◆ DIRECTIONS: Look through the data below and work out how many lines contain the string "Kali". Give the number alone.

◆ GIVEN DATA:
= = = = = = =

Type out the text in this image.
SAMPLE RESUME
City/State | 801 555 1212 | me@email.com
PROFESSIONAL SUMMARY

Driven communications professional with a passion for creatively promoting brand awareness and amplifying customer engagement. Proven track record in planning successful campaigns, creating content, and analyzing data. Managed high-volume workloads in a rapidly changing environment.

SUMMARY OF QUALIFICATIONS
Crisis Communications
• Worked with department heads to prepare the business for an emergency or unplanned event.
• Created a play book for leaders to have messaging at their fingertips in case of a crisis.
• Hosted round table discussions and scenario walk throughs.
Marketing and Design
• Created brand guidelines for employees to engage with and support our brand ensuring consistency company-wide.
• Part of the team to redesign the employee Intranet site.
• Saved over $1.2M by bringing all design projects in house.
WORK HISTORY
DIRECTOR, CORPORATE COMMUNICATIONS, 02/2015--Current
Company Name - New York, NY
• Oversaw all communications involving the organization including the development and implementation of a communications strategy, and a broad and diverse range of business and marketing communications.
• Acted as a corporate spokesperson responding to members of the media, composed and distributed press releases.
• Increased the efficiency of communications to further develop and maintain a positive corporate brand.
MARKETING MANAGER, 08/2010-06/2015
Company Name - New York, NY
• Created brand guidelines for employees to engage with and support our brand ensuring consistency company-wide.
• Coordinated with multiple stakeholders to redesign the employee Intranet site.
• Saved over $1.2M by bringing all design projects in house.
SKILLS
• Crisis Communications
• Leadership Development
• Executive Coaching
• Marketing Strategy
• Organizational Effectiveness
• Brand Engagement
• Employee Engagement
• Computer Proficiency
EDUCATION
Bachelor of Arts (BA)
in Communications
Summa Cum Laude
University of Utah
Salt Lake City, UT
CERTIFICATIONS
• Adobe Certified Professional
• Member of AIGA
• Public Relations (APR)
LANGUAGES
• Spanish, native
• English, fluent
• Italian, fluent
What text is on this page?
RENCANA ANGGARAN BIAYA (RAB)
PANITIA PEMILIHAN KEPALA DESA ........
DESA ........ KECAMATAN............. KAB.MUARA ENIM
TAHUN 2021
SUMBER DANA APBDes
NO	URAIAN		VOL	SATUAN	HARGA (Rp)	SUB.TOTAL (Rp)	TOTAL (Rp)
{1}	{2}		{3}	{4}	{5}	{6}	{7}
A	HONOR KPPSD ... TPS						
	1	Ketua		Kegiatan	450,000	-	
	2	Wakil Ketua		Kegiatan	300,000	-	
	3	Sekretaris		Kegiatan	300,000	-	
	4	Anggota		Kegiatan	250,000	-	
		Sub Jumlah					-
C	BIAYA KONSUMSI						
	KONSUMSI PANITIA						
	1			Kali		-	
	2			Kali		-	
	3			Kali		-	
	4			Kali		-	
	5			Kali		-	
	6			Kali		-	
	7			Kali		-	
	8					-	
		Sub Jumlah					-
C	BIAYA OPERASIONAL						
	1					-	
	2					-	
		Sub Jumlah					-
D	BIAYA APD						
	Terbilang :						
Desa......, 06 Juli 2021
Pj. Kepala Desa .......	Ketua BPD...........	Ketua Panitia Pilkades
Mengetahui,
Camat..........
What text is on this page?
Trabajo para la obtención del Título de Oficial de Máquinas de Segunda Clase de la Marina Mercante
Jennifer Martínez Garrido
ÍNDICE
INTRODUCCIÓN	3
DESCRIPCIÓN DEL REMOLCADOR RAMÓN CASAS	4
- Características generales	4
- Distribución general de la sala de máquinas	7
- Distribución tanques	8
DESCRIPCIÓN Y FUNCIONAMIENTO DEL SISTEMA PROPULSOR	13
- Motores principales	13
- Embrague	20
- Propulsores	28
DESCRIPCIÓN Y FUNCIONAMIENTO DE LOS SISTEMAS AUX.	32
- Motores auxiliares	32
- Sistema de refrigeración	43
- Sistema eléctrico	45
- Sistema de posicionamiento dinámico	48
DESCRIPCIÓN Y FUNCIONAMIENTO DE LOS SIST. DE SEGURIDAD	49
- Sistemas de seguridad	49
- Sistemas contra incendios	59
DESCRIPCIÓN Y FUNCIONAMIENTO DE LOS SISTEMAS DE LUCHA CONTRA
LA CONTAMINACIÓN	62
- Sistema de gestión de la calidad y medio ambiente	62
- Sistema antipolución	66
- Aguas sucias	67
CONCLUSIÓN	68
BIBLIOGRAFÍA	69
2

= = = = = = =

◆ TASK ANSWER: 7